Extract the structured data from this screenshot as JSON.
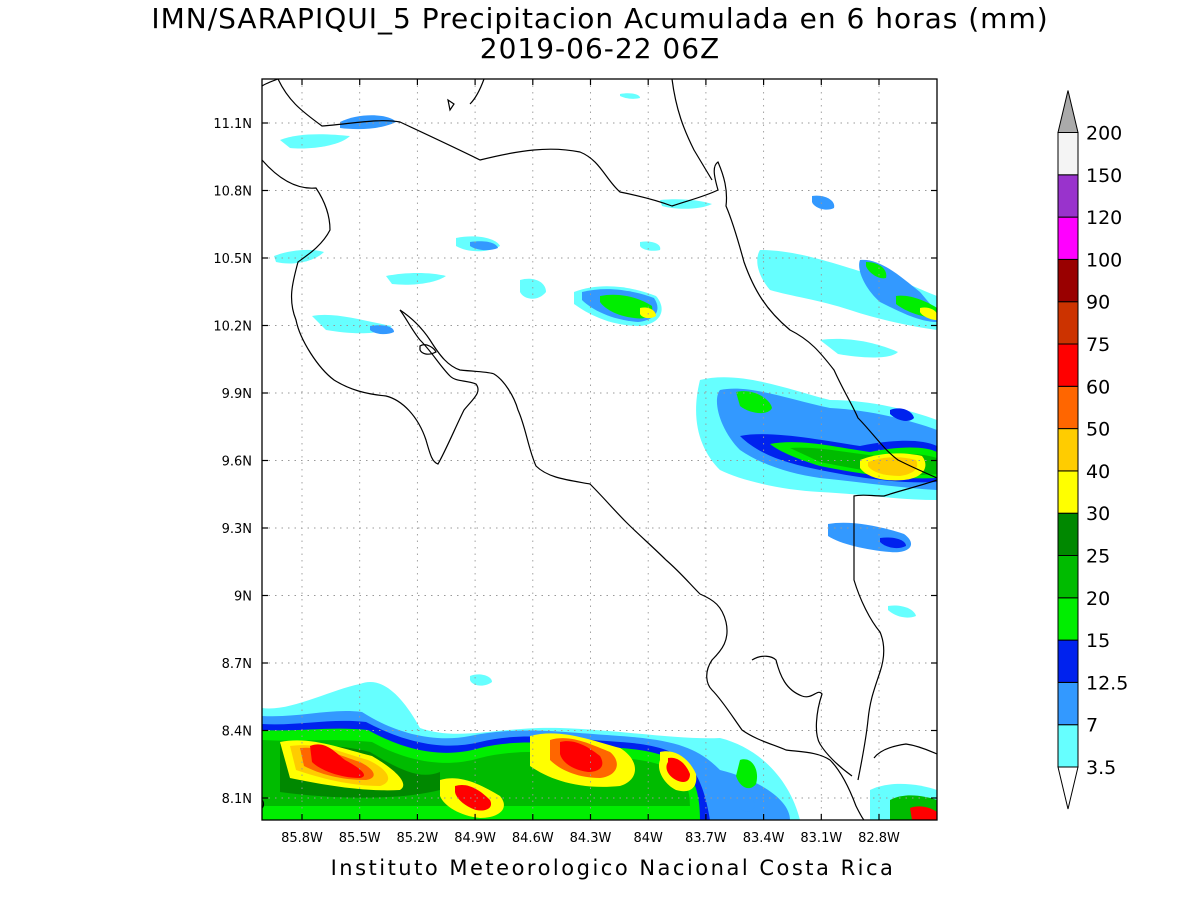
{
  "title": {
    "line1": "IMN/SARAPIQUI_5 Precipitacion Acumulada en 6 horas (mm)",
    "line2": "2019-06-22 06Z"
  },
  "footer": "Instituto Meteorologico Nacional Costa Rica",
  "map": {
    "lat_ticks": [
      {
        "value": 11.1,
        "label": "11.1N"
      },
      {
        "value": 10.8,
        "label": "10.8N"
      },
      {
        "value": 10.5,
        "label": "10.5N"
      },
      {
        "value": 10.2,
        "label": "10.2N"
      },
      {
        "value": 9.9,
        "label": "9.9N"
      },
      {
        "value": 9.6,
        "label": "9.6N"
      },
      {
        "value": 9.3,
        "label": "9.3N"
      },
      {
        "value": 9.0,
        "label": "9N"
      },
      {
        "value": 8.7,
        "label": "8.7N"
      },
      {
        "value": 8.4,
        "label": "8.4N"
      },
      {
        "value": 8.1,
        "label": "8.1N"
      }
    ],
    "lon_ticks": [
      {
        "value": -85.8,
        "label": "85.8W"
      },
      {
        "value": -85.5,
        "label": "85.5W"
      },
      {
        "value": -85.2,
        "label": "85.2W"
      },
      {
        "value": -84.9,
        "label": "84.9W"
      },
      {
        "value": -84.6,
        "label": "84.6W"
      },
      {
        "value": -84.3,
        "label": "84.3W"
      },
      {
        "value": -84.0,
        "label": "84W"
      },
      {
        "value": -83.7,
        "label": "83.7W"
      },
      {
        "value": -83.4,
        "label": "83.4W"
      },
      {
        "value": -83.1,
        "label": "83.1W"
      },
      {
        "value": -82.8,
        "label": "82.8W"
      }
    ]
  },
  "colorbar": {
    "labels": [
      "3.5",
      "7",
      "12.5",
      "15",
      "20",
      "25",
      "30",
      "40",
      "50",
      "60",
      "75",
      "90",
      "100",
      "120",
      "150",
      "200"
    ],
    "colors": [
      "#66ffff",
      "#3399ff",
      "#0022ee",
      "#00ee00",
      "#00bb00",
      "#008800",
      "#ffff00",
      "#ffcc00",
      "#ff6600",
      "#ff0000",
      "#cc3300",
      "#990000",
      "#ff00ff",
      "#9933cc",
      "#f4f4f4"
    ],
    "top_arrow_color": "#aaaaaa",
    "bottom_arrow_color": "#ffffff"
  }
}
= = =
**YOUR OBJECTIVE**
Output the data exactly. Pictures don't belong in the result.

**TASK SOLUTION**
Extract the structured data from this screenshot as JSON.
{
  "title": {
    "line1": "IMN/SARAPIQUI_5 Precipitacion Acumulada en 6 horas (mm)",
    "line2": "2019-06-22 06Z"
  },
  "footer": "Instituto Meteorologico Nacional Costa Rica",
  "map": {
    "lat_ticks": [
      {
        "value": 11.1,
        "label": "11.1N"
      },
      {
        "value": 10.8,
        "label": "10.8N"
      },
      {
        "value": 10.5,
        "label": "10.5N"
      },
      {
        "value": 10.2,
        "label": "10.2N"
      },
      {
        "value": 9.9,
        "label": "9.9N"
      },
      {
        "value": 9.6,
        "label": "9.6N"
      },
      {
        "value": 9.3,
        "label": "9.3N"
      },
      {
        "value": 9.0,
        "label": "9N"
      },
      {
        "value": 8.7,
        "label": "8.7N"
      },
      {
        "value": 8.4,
        "label": "8.4N"
      },
      {
        "value": 8.1,
        "label": "8.1N"
      }
    ],
    "lon_ticks": [
      {
        "value": -85.8,
        "label": "85.8W"
      },
      {
        "value": -85.5,
        "label": "85.5W"
      },
      {
        "value": -85.2,
        "label": "85.2W"
      },
      {
        "value": -84.9,
        "label": "84.9W"
      },
      {
        "value": -84.6,
        "label": "84.6W"
      },
      {
        "value": -84.3,
        "label": "84.3W"
      },
      {
        "value": -84.0,
        "label": "84W"
      },
      {
        "value": -83.7,
        "label": "83.7W"
      },
      {
        "value": -83.4,
        "label": "83.4W"
      },
      {
        "value": -83.1,
        "label": "83.1W"
      },
      {
        "value": -82.8,
        "label": "82.8W"
      }
    ]
  },
  "colorbar": {
    "labels": [
      "3.5",
      "7",
      "12.5",
      "15",
      "20",
      "25",
      "30",
      "40",
      "50",
      "60",
      "75",
      "90",
      "100",
      "120",
      "150",
      "200"
    ],
    "colors": [
      "#66ffff",
      "#3399ff",
      "#0022ee",
      "#00ee00",
      "#00bb00",
      "#008800",
      "#ffff00",
      "#ffcc00",
      "#ff6600",
      "#ff0000",
      "#cc3300",
      "#990000",
      "#ff00ff",
      "#9933cc",
      "#f4f4f4"
    ],
    "top_arrow_color": "#aaaaaa",
    "bottom_arrow_color": "#ffffff"
  }
}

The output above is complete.